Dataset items
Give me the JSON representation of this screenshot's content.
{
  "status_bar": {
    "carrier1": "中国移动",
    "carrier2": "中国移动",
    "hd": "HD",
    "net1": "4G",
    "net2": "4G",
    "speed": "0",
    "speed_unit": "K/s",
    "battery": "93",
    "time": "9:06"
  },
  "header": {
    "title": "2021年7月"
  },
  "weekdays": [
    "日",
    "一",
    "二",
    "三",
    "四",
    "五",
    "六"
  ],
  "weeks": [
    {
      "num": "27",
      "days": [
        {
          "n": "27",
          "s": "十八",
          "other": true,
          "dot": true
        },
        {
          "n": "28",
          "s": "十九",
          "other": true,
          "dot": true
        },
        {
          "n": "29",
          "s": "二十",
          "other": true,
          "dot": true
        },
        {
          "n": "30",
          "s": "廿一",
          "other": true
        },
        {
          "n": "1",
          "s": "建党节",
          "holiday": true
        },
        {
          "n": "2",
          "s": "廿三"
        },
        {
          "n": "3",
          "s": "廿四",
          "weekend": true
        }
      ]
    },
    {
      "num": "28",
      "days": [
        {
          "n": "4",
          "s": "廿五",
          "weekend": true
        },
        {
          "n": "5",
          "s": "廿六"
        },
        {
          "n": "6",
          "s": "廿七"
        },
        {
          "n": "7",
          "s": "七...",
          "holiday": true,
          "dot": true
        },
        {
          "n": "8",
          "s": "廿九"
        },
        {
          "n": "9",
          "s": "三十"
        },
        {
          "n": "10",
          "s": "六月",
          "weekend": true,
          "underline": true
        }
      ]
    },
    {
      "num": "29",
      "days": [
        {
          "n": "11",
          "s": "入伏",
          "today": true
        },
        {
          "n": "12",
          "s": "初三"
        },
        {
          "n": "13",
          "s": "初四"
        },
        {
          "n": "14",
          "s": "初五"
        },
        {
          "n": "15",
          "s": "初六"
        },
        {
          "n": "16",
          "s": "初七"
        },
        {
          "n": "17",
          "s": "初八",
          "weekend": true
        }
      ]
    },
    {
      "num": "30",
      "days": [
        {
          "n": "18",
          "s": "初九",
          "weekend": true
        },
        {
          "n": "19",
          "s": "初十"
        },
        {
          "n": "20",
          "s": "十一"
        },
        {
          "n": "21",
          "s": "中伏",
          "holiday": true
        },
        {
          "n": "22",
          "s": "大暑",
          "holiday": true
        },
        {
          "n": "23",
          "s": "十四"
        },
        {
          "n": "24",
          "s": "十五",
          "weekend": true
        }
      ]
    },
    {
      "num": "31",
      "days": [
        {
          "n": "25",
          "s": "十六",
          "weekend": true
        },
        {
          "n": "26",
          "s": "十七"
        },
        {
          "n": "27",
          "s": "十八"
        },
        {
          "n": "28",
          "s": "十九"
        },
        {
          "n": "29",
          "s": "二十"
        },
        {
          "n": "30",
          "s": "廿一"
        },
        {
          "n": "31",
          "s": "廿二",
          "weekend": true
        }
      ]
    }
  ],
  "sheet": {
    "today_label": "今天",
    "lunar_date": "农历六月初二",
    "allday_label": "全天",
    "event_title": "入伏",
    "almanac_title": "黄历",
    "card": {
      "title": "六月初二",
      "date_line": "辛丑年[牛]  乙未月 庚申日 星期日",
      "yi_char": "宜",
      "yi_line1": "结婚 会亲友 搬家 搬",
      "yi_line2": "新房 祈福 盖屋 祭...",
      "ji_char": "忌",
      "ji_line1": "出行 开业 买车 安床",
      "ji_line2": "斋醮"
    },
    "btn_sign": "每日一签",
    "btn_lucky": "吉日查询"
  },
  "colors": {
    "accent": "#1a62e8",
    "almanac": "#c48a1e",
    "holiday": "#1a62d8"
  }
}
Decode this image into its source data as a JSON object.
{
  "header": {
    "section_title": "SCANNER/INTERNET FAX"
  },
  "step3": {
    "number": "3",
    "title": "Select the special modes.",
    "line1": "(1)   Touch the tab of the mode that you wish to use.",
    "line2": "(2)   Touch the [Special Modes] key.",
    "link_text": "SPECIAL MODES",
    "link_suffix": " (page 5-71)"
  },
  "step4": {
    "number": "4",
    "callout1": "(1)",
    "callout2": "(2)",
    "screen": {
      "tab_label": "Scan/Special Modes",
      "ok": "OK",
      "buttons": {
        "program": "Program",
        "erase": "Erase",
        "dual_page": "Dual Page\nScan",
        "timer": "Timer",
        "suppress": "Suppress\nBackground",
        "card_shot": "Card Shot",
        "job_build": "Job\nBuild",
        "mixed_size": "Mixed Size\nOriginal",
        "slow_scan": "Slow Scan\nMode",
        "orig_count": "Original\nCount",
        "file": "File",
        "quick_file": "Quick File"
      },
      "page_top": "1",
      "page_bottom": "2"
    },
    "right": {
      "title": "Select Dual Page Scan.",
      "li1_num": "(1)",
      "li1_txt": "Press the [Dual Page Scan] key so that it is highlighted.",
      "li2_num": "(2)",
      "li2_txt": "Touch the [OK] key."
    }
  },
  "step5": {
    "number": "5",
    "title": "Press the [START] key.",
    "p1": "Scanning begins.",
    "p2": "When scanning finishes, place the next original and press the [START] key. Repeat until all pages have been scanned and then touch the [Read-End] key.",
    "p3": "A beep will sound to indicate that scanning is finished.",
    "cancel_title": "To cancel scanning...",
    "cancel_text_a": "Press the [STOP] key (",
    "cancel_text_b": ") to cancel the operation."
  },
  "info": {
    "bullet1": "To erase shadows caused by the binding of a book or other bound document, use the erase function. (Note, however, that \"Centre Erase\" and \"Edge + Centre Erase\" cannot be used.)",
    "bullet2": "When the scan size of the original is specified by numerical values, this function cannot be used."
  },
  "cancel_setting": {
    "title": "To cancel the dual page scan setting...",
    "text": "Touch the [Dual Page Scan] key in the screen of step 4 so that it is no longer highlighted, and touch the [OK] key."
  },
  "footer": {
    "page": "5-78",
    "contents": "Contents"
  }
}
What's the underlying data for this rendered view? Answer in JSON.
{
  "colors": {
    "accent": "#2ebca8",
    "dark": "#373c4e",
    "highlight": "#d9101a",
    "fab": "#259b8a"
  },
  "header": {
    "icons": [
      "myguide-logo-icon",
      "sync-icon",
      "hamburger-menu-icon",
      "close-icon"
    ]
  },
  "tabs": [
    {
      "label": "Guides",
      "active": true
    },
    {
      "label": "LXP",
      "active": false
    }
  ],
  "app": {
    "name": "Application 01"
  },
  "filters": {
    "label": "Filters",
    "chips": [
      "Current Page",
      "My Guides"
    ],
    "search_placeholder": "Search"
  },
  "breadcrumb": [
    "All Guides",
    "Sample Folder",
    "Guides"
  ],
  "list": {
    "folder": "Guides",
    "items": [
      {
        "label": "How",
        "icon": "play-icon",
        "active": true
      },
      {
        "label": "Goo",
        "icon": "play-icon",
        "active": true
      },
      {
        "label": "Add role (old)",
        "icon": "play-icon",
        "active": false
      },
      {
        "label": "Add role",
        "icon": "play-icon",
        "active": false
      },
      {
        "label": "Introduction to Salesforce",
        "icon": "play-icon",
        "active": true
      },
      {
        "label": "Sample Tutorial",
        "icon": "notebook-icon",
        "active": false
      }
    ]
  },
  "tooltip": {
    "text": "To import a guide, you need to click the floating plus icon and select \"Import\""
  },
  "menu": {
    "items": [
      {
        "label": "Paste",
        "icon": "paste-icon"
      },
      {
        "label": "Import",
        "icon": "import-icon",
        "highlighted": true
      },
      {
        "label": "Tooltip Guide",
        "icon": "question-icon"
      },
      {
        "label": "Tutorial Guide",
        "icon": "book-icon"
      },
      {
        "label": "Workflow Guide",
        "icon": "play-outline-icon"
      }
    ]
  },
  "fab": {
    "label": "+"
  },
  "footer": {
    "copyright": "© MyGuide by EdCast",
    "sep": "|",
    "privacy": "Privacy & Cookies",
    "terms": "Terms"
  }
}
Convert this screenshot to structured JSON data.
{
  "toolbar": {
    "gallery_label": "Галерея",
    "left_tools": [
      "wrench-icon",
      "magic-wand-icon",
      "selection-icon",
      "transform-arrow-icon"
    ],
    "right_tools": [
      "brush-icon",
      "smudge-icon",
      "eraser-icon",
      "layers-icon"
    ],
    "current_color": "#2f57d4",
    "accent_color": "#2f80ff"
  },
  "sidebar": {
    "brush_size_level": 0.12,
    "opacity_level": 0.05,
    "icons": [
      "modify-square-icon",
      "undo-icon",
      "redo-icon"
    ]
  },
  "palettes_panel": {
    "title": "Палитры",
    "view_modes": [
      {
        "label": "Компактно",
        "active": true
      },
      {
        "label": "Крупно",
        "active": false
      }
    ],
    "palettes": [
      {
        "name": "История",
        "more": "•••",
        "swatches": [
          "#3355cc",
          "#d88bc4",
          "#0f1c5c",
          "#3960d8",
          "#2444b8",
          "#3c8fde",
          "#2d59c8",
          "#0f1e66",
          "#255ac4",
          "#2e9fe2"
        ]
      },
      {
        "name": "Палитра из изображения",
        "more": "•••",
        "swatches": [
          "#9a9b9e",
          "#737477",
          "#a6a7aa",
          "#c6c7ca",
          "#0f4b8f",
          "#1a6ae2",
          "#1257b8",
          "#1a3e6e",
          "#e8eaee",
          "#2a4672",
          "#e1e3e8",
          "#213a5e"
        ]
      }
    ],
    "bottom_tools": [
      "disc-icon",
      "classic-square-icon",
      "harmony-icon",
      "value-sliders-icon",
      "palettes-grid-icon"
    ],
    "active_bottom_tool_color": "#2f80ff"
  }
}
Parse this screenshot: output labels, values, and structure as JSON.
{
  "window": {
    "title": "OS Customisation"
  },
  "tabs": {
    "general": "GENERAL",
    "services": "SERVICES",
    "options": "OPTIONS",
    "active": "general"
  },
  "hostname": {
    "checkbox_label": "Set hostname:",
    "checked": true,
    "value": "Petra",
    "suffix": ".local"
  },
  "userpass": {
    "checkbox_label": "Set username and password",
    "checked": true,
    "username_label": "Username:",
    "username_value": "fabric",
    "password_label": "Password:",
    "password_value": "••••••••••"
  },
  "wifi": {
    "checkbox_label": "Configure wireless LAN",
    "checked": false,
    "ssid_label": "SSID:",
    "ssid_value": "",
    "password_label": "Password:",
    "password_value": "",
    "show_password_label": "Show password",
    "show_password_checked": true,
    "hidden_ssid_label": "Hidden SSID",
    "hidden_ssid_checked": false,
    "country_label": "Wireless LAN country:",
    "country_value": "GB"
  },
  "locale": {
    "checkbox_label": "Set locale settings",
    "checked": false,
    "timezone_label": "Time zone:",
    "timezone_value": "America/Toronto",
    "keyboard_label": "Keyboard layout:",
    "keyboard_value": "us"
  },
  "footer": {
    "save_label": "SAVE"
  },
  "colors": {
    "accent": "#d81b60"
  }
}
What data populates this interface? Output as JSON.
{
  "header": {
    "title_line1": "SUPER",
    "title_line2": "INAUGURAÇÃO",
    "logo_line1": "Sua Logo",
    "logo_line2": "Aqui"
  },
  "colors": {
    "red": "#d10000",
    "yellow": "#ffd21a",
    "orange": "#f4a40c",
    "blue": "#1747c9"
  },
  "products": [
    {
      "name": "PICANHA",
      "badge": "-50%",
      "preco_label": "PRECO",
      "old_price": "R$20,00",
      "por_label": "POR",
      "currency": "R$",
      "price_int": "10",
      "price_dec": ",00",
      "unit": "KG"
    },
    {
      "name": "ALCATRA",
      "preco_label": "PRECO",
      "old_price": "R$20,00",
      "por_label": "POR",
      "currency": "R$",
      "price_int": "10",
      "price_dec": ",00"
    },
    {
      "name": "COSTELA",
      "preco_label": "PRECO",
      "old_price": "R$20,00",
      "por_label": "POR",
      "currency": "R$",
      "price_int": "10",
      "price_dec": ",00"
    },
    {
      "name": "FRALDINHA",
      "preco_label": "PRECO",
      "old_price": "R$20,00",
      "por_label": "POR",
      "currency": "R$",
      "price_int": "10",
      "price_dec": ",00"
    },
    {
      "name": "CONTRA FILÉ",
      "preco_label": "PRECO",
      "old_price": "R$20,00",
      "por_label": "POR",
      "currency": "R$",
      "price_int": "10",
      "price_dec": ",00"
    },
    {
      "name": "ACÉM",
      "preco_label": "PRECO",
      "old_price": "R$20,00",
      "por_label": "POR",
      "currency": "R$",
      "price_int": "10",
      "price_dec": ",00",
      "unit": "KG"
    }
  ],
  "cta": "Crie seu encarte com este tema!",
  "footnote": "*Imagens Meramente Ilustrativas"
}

**Problem**: Locate the word "that" in the entries, and copy every line where it is found.

**Written response**:
    "line1": "(1)   Touch the tab of the mode that you wish to use.",
      "li1_txt": "Press the [Dual Page Scan] key so that it is highlighted.",
    "p3": "A beep will sound to indicate that scanning is finished.",
    "bullet1": "To erase shadows caused by the binding of a book or other bound document, use the erase function. (Note, however, that \"Centre Erase\" and \"Edge + Centre Erase\" cannot be used.)",
    "text": "Touch the [Dual Page Scan] key in the screen of step 4 so that it is no longer highlighted, and touch the [OK] key."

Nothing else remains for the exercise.